# TASK REQUIREMENTS:
Copy each line exactly. Leave nothing out.

# Stored entries:
[Begin]

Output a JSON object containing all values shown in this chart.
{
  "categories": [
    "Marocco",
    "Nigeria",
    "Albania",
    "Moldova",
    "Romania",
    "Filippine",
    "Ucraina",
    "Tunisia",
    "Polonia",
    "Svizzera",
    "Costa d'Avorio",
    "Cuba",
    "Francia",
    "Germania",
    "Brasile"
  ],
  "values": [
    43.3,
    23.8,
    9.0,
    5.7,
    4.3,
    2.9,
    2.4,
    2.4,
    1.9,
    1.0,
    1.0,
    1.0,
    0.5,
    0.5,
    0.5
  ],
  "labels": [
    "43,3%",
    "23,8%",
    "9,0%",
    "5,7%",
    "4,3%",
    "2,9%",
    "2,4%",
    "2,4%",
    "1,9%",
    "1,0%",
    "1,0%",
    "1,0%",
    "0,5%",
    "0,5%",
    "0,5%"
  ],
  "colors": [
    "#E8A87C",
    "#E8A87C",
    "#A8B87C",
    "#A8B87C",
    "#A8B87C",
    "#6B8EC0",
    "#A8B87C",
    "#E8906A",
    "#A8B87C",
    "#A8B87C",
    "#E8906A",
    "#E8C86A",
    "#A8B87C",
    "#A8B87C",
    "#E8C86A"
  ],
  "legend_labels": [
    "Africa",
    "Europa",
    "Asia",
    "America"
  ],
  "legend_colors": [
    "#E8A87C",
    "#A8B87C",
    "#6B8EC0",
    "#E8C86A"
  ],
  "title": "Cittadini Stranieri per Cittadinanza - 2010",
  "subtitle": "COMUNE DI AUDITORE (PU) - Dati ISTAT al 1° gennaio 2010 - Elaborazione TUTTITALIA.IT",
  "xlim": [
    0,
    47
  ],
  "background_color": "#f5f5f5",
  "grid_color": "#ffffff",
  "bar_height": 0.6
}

[End]

# WRITTEN SOLUTION:
Output a JSON object containing all values shown in this chart.
{
  "categories": [
    "Marocco",
    "Nigeria",
    "Albania",
    "Moldova",
    "Romania",
    "Filippine",
    "Ucraina",
    "Tunisia",
    "Polonia",
    "Svizzera",
    "Costa d'Avorio",
    "Cuba",
    "Francia",
    "Germania",
    "Brasile"
  ],
  "values": [
    43.3,
    23.8,
    9.0,
    5.7,
    4.3,
    2.9,
    2.4,
    2.4,
    1.9,
    1.0,
    1.0,
    1.0,
    0.5,
    0.5,
    0.5
  ],
  "labels": [
    "43,3%",
    "23,8%",
    "9,0%",
    "5,7%",
    "4,3%",
    "2,9%",
    "2,4%",
    "2,4%",
    "1,9%",
    "1,0%",
    "1,0%",
    "1,0%",
    "0,5%",
    "0,5%",
    "0,5%"
  ],
  "colors": [
    "#E8A87C",
    "#E8A87C",
    "#A8B87C",
    "#A8B87C",
    "#A8B87C",
    "#6B8EC0",
    "#A8B87C",
    "#E8906A",
    "#A8B87C",
    "#A8B87C",
    "#E8906A",
    "#E8C86A",
    "#A8B87C",
    "#A8B87C",
    "#E8C86A"
  ],
  "legend_labels": [
    "Africa",
    "Europa",
    "Asia",
    "America"
  ],
  "legend_colors": [
    "#E8A87C",
    "#A8B87C",
    "#6B8EC0",
    "#E8C86A"
  ],
  "title": "Cittadini Stranieri per Cittadinanza - 2010",
  "subtitle": "COMUNE DI AUDITORE (PU) - Dati ISTAT al 1° gennaio 2010 - Elaborazione TUTTITALIA.IT",
  "xlim": [
    0,
    47
  ],
  "background_color": "#f5f5f5",
  "grid_color": "#ffffff",
  "bar_height": 0.6
}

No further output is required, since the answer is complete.